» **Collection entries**
☆ ☆ ☆ ☆

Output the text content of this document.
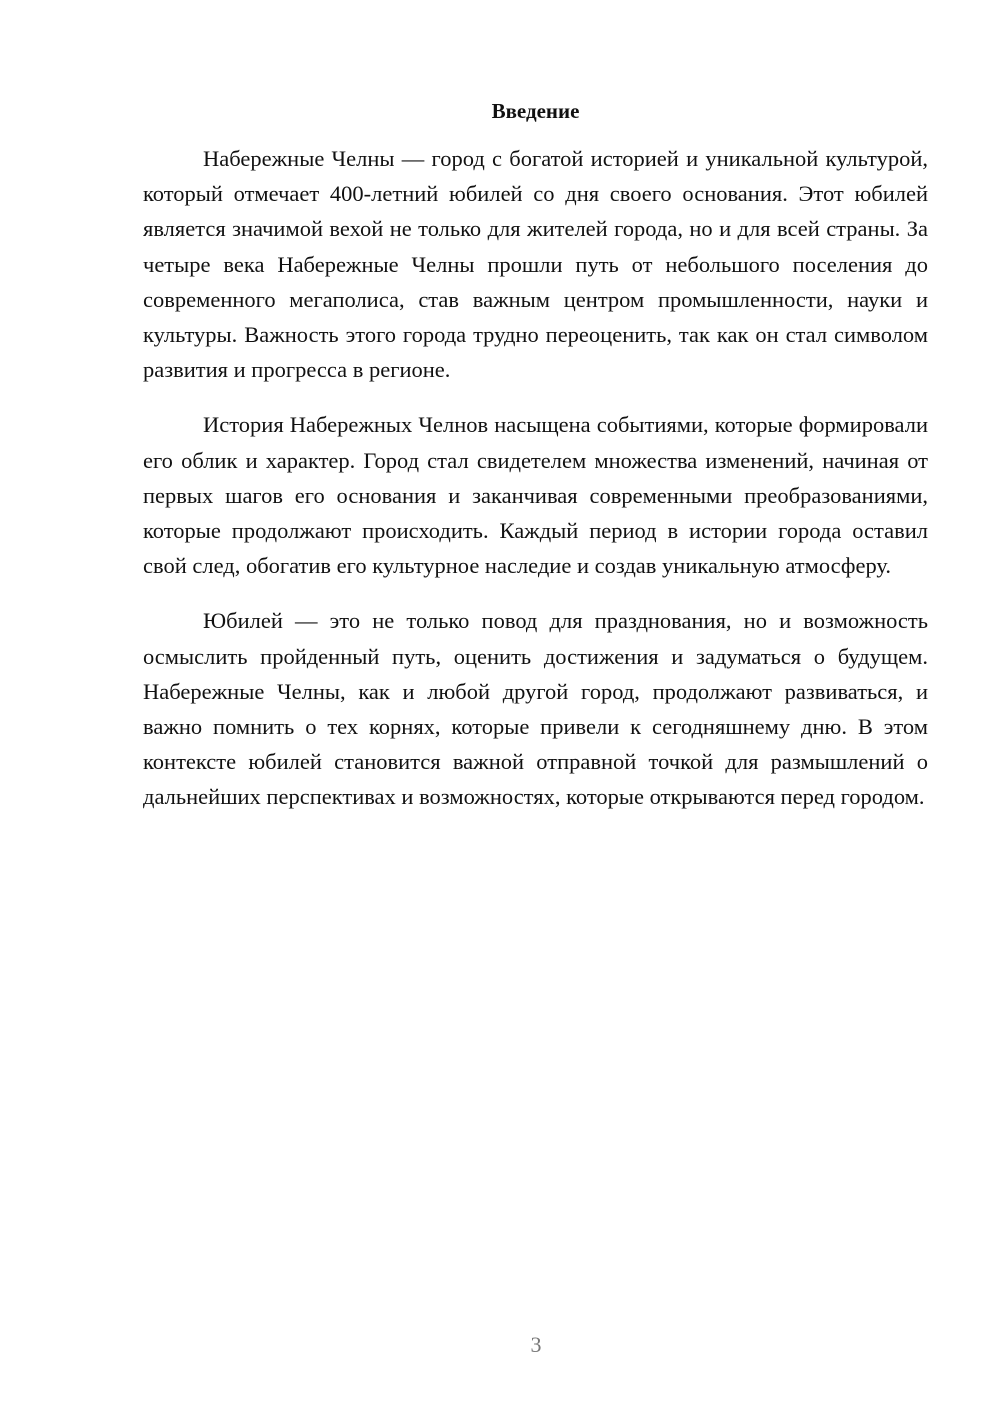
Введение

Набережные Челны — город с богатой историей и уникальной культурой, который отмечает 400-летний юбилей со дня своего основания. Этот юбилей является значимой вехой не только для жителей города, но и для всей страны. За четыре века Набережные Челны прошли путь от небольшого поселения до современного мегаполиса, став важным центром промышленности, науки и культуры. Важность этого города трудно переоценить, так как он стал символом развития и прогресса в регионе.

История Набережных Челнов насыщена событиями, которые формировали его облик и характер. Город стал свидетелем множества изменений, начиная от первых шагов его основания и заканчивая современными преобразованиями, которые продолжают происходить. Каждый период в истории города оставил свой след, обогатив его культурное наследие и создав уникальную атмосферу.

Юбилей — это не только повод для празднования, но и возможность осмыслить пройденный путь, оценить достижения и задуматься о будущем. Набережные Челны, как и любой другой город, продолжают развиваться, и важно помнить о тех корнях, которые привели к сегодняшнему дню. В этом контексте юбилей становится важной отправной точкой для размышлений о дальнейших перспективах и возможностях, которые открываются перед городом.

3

☆ ☆ ☆ ☆

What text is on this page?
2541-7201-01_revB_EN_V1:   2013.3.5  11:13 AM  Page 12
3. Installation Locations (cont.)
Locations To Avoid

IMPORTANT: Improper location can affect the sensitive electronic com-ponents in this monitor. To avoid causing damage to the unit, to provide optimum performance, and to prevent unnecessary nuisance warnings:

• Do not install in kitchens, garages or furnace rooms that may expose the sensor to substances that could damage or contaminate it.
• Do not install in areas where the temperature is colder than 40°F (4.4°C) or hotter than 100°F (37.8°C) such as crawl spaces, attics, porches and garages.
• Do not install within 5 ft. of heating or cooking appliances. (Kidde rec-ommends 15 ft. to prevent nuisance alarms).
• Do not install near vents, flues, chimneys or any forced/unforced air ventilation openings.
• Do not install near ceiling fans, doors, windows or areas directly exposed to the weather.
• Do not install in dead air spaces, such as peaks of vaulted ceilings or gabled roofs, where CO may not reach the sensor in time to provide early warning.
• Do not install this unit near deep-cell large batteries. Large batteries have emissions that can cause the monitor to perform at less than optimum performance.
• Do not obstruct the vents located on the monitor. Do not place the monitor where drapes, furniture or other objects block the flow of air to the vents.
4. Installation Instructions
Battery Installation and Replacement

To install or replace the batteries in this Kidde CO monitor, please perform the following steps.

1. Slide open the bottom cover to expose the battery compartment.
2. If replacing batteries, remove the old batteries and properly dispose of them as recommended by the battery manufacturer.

☆ ☆ ☆ ☆

» **REQUIREMENT**
Which lines of the data above contain "юбилей"? Copy each one.

» **EXERCISE OUTPUT**
Набережные Челны — город с богатой историей и уникальной культурой, который отмечает 400-летний юбилей со дня своего основания. Этот юбилей является значимой вехой не только для жителей города, но и для всей страны. За четыре века Набережные Челны прошли путь от небольшого поселения до современного мегаполиса, став важным центром промышленности, науки и культуры. Важность этого города трудно переоценить, так как он стал символом развития и прогресса в регионе.
Юбилей — это не только повод для празднования, но и возможность осмыслить пройденный путь, оценить достижения и задуматься о будущем. Набережные Челны, как и любой другой город, продолжают развиваться, и важно помнить о тех корнях, которые привели к сегодняшнему дню. В этом контексте юбилей становится важной отправной точкой для размышлений о дальнейших перспективах и возможностях, которые открываются перед городом.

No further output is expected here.